TASK INPUT start

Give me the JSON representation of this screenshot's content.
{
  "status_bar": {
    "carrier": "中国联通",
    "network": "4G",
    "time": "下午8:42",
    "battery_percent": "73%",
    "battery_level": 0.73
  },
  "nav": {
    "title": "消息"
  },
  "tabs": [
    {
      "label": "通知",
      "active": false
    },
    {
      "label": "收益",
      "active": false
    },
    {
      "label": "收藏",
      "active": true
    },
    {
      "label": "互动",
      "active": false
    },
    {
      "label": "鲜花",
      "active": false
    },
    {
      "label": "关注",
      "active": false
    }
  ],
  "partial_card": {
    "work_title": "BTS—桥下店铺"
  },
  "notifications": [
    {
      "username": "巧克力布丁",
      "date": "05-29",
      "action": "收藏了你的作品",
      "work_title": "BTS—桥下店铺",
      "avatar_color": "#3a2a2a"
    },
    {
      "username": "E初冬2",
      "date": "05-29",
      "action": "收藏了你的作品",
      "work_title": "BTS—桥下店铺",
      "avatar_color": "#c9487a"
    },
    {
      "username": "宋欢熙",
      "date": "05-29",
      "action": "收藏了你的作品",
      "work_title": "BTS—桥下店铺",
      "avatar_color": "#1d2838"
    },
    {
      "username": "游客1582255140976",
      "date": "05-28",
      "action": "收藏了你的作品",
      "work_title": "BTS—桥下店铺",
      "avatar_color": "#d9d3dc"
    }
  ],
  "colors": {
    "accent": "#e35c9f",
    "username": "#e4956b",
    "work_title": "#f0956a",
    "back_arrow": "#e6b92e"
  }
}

TASK INPUT end
TASK INPUT start

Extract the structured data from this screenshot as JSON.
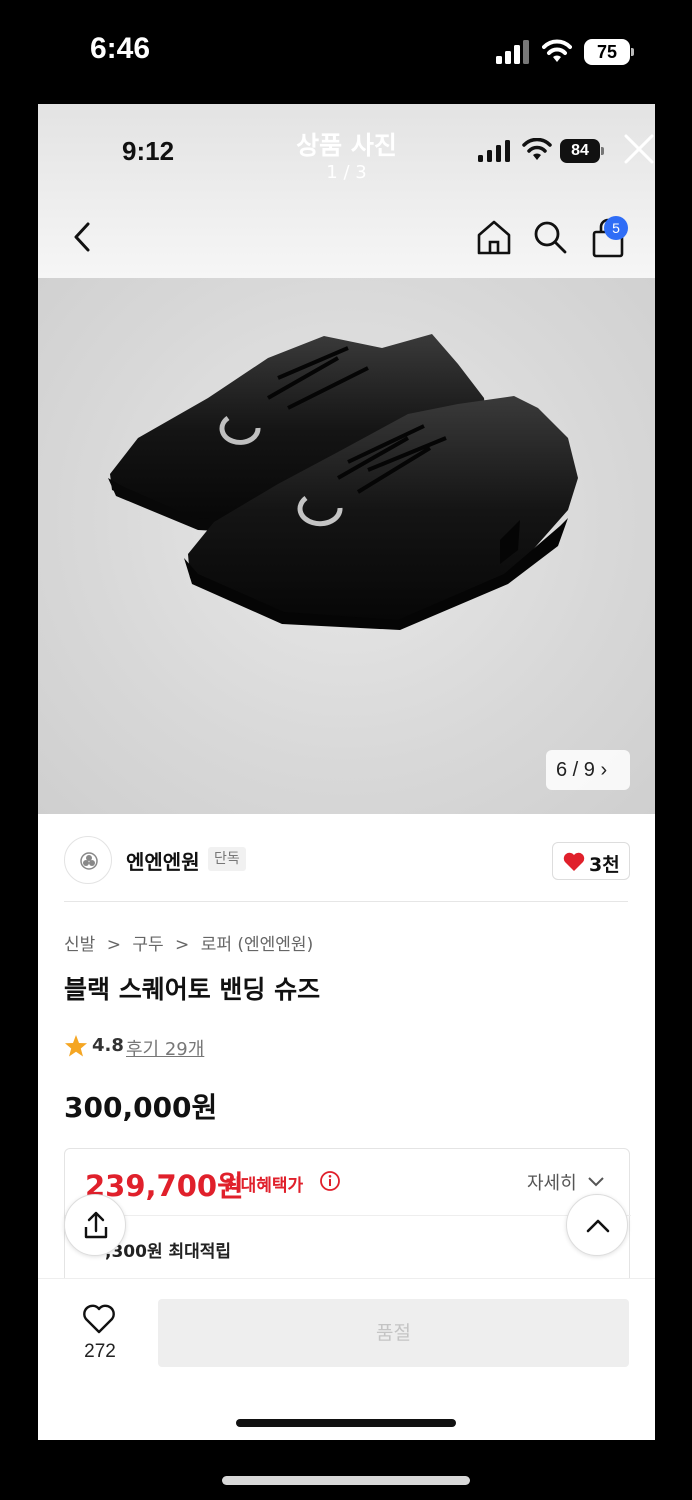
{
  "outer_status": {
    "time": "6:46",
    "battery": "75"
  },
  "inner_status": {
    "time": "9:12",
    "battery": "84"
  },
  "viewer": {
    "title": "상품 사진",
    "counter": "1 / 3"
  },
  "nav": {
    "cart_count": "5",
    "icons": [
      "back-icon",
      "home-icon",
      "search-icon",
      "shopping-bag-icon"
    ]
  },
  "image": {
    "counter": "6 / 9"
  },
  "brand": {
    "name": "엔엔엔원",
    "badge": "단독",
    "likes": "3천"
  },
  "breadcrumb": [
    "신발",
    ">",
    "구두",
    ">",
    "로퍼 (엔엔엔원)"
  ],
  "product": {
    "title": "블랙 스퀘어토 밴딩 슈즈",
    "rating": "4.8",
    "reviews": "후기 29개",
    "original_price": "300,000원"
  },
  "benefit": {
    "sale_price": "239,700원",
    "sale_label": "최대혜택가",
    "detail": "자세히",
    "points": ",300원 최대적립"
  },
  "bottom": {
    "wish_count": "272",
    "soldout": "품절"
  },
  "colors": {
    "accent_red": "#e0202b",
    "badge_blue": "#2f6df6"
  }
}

TASK INPUT end

§ WHAT YOU HAVE TO DO
Look through the material above and pick out each line holding the word "JSON".

§ EXERCISE RESULT
Give me the JSON representation of this screenshot's content.
Extract the structured data from this screenshot as JSON.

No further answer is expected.